» What is being asked: Reproduce the listing exactly, with no pictures in your copy.

» Exercise inputs:
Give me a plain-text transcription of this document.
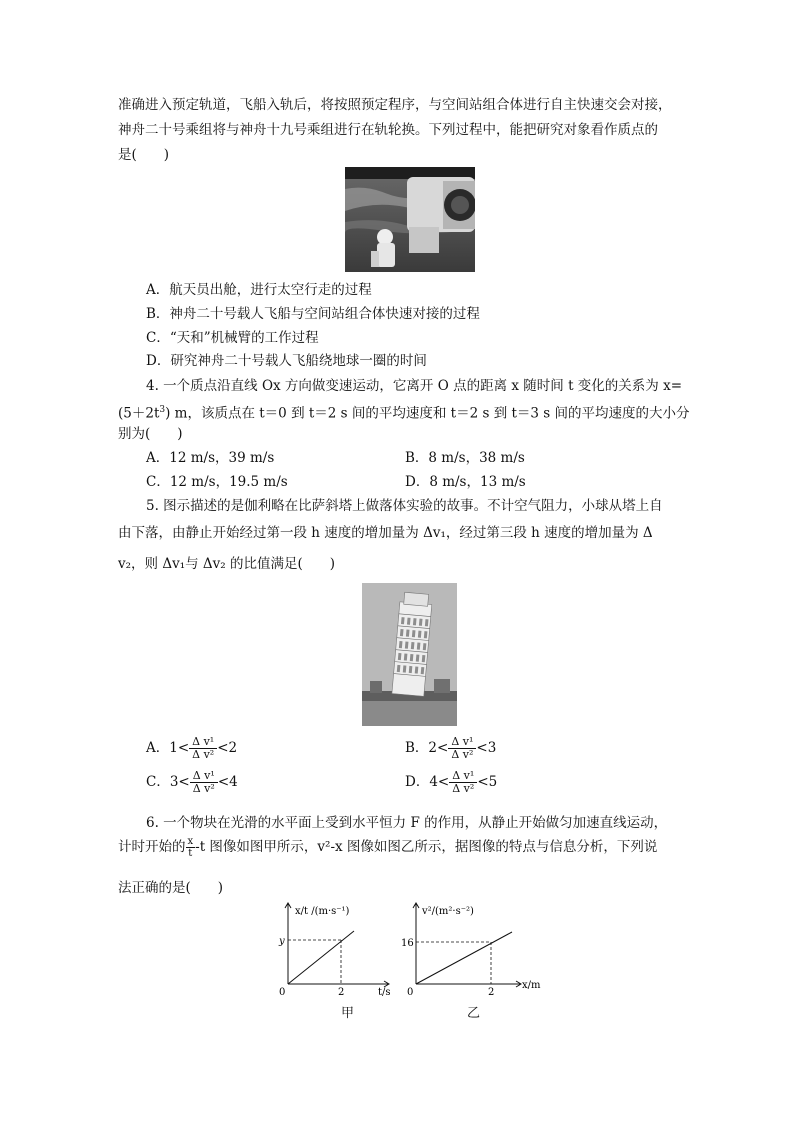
准确进入预定轨道，飞船入轨后，将按照预定程序，与空间站组合体进行自主快速交会对接，
神舟二十号乘组将与神舟十九号乘组进行在轨轮换。下列过程中，能把研究对象看作质点的
是(　　)
A．航天员出舱，进行太空行走的过程
B．神舟二十号载人飞船与空间站组合体快速对接的过程
C．“天和”机械臂的工作过程
D．研究神舟二十号载人飞船绕地球一圈的时间
4. 一个质点沿直线 Ox 方向做变速运动，它离开 O 点的距离 x 随时间 t 变化的关系为 x=
$(5+2t^3)$ m，该质点在 t＝0 到 t＝2 s 间的平均速度和 t＝2 s 到 t＝3 s 间的平均速度的大小分
别为(　　)
A．12 m/s，39 m/s	B．8 m/s，38 m/s
C．12 m/s，19.5 m/s	D．8 m/s，13 m/s
5. 图示描述的是伽利略在比萨斜塔上做落体实验的故事。不计空气阻力，小球从塔上自
由下落，由静止开始经过第一段 h 速度的增加量为 Δv₁，经过第三段 h 速度的增加量为 Δ
v₂，则 Δv₁与 Δv₂ 的比值满足(　　)
A．$1< \frac{\text{Δ v¹}}{\text{Δ v²}} <2$	B．$2< \frac{\text{Δ v¹}}{\text{Δ v²}} <3$
C．$3< \frac{\text{Δ v¹}}{\text{Δ v²}} <4$	D．$4< \frac{\text{Δ v¹}}{\text{Δ v²}} <5$
6. 一个物块在光滑的水平面上受到水平恒力 F 的作用，从静止开始做匀加速直线运动，
计时开始的 $\frac{x}{t} -t$ 图像如图甲所示，v²-x 图像如图乙所示，据图像的特点与信息分析，下列说
法正确的是(　　)
x/t /(m·s⁻¹)
y
2
0	t/s
甲
v²/(m²·s⁻²)
16
2
0
x/m
乙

» Written solution:
Give me a plain-text transcription of this document.
准确进入预定轨道，飞船入轨后，将按照预定程序，与空间站组合体进行自主快速交会对接，
神舟二十号乘组将与神舟十九号乘组进行在轨轮换。下列过程中，能把研究对象看作质点的
是(　　)
A．航天员出舱，进行太空行走的过程
B．神舟二十号载人飞船与空间站组合体快速对接的过程
C．“天和”机械臂的工作过程
D．研究神舟二十号载人飞船绕地球一圈的时间
4. 一个质点沿直线 Ox 方向做变速运动，它离开 O 点的距离 x 随时间 t 变化的关系为 x=
$(5+2t^3)$ m，该质点在 t＝0 到 t＝2 s 间的平均速度和 t＝2 s 到 t＝3 s 间的平均速度的大小分
别为(　　)
A．12 m/s，39 m/s	B．8 m/s，38 m/s
C．12 m/s，19.5 m/s	D．8 m/s，13 m/s
5. 图示描述的是伽利略在比萨斜塔上做落体实验的故事。不计空气阻力，小球从塔上自
由下落，由静止开始经过第一段 h 速度的增加量为 Δv₁，经过第三段 h 速度的增加量为 Δ
v₂，则 Δv₁与 Δv₂ 的比值满足(　　)
A．$1< \frac{\text{Δ v¹}}{\text{Δ v²}} <2$	B．$2< \frac{\text{Δ v¹}}{\text{Δ v²}} <3$
C．$3< \frac{\text{Δ v¹}}{\text{Δ v²}} <4$	D．$4< \frac{\text{Δ v¹}}{\text{Δ v²}} <5$
6. 一个物块在光滑的水平面上受到水平恒力 F 的作用，从静止开始做匀加速直线运动，
计时开始的 $\frac{x}{t} -t$ 图像如图甲所示，v²-x 图像如图乙所示，据图像的特点与信息分析，下列说
法正确的是(　　)
x/t /(m·s⁻¹)
y
2
0	t/s
甲
v²/(m²·s⁻²)
16
2
0
x/m
乙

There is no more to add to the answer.